** START STORED RECORDS **

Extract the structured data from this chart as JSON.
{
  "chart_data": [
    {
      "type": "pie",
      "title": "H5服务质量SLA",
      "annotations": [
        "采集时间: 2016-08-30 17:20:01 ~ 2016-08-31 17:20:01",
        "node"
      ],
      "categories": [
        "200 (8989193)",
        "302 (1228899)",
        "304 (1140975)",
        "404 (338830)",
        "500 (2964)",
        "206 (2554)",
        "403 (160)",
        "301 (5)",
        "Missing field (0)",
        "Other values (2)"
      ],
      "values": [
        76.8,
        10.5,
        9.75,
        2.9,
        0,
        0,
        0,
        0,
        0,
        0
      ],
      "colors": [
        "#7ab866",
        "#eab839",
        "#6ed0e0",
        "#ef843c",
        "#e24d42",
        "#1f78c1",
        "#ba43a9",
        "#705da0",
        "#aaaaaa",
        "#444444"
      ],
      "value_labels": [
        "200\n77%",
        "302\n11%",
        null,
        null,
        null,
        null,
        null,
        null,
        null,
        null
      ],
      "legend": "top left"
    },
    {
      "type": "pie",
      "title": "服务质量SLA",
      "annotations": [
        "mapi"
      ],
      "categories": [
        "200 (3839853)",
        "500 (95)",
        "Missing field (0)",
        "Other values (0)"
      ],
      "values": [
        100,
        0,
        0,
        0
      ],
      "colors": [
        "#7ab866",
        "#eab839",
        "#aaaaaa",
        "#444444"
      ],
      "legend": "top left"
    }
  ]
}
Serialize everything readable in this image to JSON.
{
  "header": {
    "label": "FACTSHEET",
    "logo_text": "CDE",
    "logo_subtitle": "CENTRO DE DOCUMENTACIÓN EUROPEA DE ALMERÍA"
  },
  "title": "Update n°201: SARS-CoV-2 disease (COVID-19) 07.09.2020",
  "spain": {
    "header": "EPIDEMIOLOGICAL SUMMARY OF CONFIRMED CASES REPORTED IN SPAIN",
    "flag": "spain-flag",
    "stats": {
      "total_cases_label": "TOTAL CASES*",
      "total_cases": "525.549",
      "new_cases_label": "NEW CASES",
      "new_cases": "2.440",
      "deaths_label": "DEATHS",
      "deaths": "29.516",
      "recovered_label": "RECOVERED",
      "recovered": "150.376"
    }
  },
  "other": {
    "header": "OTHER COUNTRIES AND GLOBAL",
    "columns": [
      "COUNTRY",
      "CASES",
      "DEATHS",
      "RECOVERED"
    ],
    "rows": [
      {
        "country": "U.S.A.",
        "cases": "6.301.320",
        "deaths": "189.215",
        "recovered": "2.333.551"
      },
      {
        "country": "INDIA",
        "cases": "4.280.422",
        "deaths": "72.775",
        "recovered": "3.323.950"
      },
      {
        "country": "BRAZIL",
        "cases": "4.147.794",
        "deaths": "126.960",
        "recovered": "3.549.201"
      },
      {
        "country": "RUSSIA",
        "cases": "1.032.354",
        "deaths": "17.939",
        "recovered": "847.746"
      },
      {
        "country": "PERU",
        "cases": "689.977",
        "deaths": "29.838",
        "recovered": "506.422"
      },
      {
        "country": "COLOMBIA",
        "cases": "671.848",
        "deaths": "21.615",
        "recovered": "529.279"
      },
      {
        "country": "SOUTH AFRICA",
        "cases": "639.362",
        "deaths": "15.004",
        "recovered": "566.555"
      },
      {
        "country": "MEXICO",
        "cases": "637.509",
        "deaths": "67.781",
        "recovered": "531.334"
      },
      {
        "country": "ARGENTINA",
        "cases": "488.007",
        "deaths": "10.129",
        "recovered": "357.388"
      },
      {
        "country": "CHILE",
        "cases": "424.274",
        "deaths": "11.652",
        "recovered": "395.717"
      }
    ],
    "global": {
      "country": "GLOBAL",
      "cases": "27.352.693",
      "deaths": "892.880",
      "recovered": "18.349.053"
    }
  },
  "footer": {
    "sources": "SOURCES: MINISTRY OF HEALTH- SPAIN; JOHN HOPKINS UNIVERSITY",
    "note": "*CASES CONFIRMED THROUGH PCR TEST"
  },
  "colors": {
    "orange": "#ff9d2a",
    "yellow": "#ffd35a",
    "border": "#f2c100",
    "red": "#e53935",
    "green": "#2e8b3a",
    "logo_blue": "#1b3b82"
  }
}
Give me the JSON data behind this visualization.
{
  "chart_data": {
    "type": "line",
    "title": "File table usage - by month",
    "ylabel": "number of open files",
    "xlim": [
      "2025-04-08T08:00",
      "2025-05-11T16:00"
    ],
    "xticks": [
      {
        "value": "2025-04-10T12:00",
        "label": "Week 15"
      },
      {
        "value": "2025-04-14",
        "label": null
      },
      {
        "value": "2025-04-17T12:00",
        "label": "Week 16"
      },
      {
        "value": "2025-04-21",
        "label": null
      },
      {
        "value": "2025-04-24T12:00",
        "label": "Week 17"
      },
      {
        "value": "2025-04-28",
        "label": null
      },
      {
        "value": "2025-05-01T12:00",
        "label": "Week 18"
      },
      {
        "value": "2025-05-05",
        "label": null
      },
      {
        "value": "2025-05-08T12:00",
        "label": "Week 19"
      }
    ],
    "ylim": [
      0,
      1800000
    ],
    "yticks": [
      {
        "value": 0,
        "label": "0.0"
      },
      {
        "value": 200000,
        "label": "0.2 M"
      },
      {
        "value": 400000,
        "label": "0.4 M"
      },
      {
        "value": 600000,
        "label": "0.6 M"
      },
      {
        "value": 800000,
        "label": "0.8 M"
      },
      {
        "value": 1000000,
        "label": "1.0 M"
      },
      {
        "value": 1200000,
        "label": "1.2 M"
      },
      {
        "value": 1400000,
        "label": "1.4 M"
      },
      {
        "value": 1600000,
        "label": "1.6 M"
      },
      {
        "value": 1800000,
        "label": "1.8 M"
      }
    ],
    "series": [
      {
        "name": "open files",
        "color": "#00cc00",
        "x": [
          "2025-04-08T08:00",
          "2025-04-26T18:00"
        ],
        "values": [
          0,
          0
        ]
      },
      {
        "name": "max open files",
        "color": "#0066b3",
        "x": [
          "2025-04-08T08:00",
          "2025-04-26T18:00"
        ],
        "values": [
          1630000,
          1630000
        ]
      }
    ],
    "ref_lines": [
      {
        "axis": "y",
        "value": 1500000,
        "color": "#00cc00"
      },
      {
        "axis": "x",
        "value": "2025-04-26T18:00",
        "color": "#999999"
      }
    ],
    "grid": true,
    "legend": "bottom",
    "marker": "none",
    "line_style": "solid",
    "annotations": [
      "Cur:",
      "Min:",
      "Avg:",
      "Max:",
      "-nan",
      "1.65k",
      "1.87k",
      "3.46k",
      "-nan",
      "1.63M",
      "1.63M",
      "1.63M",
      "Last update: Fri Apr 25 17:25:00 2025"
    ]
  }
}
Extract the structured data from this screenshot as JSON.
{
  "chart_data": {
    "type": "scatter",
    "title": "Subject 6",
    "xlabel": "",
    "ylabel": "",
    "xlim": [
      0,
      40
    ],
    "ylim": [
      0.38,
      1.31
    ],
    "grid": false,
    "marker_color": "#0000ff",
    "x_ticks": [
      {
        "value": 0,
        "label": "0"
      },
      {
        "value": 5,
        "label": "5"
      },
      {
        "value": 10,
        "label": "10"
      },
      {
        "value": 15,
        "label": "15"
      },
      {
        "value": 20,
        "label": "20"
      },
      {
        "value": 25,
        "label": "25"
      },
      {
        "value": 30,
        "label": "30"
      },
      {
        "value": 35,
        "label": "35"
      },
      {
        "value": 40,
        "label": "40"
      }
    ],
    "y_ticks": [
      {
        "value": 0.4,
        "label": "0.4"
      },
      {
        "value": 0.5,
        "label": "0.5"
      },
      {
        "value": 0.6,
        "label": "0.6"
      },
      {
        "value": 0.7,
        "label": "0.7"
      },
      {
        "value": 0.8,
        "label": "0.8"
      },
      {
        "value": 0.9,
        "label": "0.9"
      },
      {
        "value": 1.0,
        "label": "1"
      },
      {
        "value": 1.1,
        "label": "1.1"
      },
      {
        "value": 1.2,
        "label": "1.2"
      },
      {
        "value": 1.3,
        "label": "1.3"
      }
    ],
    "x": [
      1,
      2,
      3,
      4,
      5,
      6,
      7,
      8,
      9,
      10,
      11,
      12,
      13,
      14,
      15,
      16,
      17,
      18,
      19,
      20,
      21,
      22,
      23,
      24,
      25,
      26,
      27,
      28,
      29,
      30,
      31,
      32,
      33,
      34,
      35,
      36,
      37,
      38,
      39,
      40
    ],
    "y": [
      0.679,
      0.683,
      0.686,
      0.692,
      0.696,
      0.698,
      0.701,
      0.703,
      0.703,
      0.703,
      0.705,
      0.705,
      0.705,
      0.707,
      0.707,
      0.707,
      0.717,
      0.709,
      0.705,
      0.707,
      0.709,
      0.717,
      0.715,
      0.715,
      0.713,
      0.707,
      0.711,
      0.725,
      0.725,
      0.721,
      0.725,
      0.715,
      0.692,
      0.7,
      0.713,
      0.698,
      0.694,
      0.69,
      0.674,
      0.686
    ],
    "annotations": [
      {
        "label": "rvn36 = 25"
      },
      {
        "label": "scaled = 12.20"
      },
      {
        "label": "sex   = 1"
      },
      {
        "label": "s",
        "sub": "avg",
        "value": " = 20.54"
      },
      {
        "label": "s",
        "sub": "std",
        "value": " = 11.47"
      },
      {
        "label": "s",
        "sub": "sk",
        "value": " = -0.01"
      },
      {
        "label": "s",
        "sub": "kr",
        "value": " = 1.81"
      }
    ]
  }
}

** END STORED RECORDS **

▸ **PROBLEM DESCRIPTION**: Count how many lines above include the word "this" and answer with that figure only.

▸ **WORKED SOLUTION**: 4